**Challenge**
Every record that follows should be printed verbatim.

Collection entries:
════

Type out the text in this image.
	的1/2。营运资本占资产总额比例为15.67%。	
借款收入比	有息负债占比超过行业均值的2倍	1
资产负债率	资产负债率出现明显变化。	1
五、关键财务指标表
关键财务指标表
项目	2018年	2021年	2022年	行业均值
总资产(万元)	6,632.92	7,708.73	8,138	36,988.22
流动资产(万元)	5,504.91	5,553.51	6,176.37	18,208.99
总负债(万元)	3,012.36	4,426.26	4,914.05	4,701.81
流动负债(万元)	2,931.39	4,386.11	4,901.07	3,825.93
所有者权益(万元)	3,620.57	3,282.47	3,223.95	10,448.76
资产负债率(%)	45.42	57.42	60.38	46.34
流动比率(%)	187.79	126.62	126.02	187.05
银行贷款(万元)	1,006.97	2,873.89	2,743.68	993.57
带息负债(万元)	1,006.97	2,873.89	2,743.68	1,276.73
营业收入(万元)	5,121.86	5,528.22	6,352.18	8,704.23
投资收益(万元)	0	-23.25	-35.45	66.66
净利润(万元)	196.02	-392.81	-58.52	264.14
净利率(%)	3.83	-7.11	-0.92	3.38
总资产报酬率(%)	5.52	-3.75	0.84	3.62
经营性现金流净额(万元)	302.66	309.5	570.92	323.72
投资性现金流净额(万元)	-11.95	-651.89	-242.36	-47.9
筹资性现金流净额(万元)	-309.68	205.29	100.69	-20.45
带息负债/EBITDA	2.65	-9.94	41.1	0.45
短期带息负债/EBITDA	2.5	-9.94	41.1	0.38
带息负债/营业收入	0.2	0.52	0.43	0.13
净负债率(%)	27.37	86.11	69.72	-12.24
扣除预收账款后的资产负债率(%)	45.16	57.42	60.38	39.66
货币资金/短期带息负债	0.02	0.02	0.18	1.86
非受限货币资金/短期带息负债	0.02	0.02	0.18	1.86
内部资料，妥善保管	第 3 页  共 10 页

════

**Solved problem**
Type out the text in this image.
	的1/2。营运资本占资产总额比例为15.67%。	
借款收入比	有息负债占比超过行业均值的2倍	1
资产负债率	资产负债率出现明显变化。	1
五、关键财务指标表
关键财务指标表
项目	2018年	2021年	2022年	行业均值
总资产(万元)	6,632.92	7,708.73	8,138	36,988.22
流动资产(万元)	5,504.91	5,553.51	6,176.37	18,208.99
总负债(万元)	3,012.36	4,426.26	4,914.05	4,701.81
流动负债(万元)	2,931.39	4,386.11	4,901.07	3,825.93
所有者权益(万元)	3,620.57	3,282.47	3,223.95	10,448.76
资产负债率(%)	45.42	57.42	60.38	46.34
流动比率(%)	187.79	126.62	126.02	187.05
银行贷款(万元)	1,006.97	2,873.89	2,743.68	993.57
带息负债(万元)	1,006.97	2,873.89	2,743.68	1,276.73
营业收入(万元)	5,121.86	5,528.22	6,352.18	8,704.23
投资收益(万元)	0	-23.25	-35.45	66.66
净利润(万元)	196.02	-392.81	-58.52	264.14
净利率(%)	3.83	-7.11	-0.92	3.38
总资产报酬率(%)	5.52	-3.75	0.84	3.62
经营性现金流净额(万元)	302.66	309.5	570.92	323.72
投资性现金流净额(万元)	-11.95	-651.89	-242.36	-47.9
筹资性现金流净额(万元)	-309.68	205.29	100.69	-20.45
带息负债/EBITDA	2.65	-9.94	41.1	0.45
短期带息负债/EBITDA	2.5	-9.94	41.1	0.38
带息负债/营业收入	0.2	0.52	0.43	0.13
净负债率(%)	27.37	86.11	69.72	-12.24
扣除预收账款后的资产负债率(%)	45.16	57.42	60.38	39.66
货币资金/短期带息负债	0.02	0.02	0.18	1.86
非受限货币资金/短期带息负债	0.02	0.02	0.18	1.86
内部资料，妥善保管	第 3 页  共 10 页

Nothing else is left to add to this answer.